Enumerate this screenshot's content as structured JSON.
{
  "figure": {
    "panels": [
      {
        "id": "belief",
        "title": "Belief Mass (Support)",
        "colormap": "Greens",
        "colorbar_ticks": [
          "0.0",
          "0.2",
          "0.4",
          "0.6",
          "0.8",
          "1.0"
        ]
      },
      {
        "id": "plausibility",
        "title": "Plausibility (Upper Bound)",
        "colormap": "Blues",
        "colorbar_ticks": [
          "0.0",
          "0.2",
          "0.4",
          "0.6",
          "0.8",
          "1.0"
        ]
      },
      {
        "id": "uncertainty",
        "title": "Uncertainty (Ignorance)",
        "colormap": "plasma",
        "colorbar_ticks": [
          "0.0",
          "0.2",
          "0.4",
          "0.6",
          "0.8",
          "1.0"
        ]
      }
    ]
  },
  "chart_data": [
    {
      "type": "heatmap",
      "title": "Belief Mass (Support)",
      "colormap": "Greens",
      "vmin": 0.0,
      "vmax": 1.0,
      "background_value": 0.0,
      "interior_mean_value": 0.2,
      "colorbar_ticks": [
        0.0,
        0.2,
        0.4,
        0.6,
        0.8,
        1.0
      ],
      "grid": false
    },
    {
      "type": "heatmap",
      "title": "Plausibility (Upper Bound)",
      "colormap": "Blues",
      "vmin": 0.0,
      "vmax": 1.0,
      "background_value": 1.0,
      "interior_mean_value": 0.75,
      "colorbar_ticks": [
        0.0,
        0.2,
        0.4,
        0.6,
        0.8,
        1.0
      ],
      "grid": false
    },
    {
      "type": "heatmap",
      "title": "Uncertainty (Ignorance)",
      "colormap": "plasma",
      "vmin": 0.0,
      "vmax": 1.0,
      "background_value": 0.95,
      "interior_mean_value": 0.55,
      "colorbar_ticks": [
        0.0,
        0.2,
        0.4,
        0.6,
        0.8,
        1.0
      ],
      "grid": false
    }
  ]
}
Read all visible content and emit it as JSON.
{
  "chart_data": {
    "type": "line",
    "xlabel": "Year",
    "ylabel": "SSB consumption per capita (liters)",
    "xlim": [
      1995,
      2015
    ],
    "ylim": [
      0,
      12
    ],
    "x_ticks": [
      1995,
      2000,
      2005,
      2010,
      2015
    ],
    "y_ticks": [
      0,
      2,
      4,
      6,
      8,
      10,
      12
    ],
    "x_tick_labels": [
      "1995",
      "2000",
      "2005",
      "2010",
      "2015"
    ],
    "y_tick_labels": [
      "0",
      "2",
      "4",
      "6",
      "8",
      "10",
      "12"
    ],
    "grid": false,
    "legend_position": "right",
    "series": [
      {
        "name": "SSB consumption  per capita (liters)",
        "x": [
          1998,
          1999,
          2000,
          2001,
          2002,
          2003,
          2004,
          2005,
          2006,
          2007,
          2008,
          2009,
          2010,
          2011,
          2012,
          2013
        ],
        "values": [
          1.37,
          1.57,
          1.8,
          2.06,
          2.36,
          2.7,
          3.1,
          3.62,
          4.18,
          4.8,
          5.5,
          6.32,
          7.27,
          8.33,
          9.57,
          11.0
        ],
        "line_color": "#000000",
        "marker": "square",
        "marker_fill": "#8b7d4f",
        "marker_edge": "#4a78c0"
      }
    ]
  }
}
◇ ◇ ◇
▸ **Short task**: Reproduce the records above exactly.

▸ **Response to this exercise**:
Enumerate this screenshot's content as structured JSON.
{
  "figure": {
    "panels": [
      {
        "id": "belief",
        "title": "Belief Mass (Support)",
        "colormap": "Greens",
        "colorbar_ticks": [
          "0.0",
          "0.2",
          "0.4",
          "0.6",
          "0.8",
          "1.0"
        ]
      },
      {
        "id": "plausibility",
        "title": "Plausibility (Upper Bound)",
        "colormap": "Blues",
        "colorbar_ticks": [
          "0.0",
          "0.2",
          "0.4",
          "0.6",
          "0.8",
          "1.0"
        ]
      },
      {
        "id": "uncertainty",
        "title": "Uncertainty (Ignorance)",
        "colormap": "plasma",
        "colorbar_ticks": [
          "0.0",
          "0.2",
          "0.4",
          "0.6",
          "0.8",
          "1.0"
        ]
      }
    ]
  },
  "chart_data": [
    {
      "type": "heatmap",
      "title": "Belief Mass (Support)",
      "colormap": "Greens",
      "vmin": 0.0,
      "vmax": 1.0,
      "background_value": 0.0,
      "interior_mean_value": 0.2,
      "colorbar_ticks": [
        0.0,
        0.2,
        0.4,
        0.6,
        0.8,
        1.0
      ],
      "grid": false
    },
    {
      "type": "heatmap",
      "title": "Plausibility (Upper Bound)",
      "colormap": "Blues",
      "vmin": 0.0,
      "vmax": 1.0,
      "background_value": 1.0,
      "interior_mean_value": 0.75,
      "colorbar_ticks": [
        0.0,
        0.2,
        0.4,
        0.6,
        0.8,
        1.0
      ],
      "grid": false
    },
    {
      "type": "heatmap",
      "title": "Uncertainty (Ignorance)",
      "colormap": "plasma",
      "vmin": 0.0,
      "vmax": 1.0,
      "background_value": 0.95,
      "interior_mean_value": 0.55,
      "colorbar_ticks": [
        0.0,
        0.2,
        0.4,
        0.6,
        0.8,
        1.0
      ],
      "grid": false
    }
  ]
}
Read all visible content and emit it as JSON.
{
  "chart_data": {
    "type": "line",
    "xlabel": "Year",
    "ylabel": "SSB consumption per capita (liters)",
    "xlim": [
      1995,
      2015
    ],
    "ylim": [
      0,
      12
    ],
    "x_ticks": [
      1995,
      2000,
      2005,
      2010,
      2015
    ],
    "y_ticks": [
      0,
      2,
      4,
      6,
      8,
      10,
      12
    ],
    "x_tick_labels": [
      "1995",
      "2000",
      "2005",
      "2010",
      "2015"
    ],
    "y_tick_labels": [
      "0",
      "2",
      "4",
      "6",
      "8",
      "10",
      "12"
    ],
    "grid": false,
    "legend_position": "right",
    "series": [
      {
        "name": "SSB consumption  per capita (liters)",
        "x": [
          1998,
          1999,
          2000,
          2001,
          2002,
          2003,
          2004,
          2005,
          2006,
          2007,
          2008,
          2009,
          2010,
          2011,
          2012,
          2013
        ],
        "values": [
          1.37,
          1.57,
          1.8,
          2.06,
          2.36,
          2.7,
          3.1,
          3.62,
          4.18,
          4.8,
          5.5,
          6.32,
          7.27,
          8.33,
          9.57,
          11.0
        ],
        "line_color": "#000000",
        "marker": "square",
        "marker_fill": "#8b7d4f",
        "marker_edge": "#4a78c0"
      }
    ]
  }
}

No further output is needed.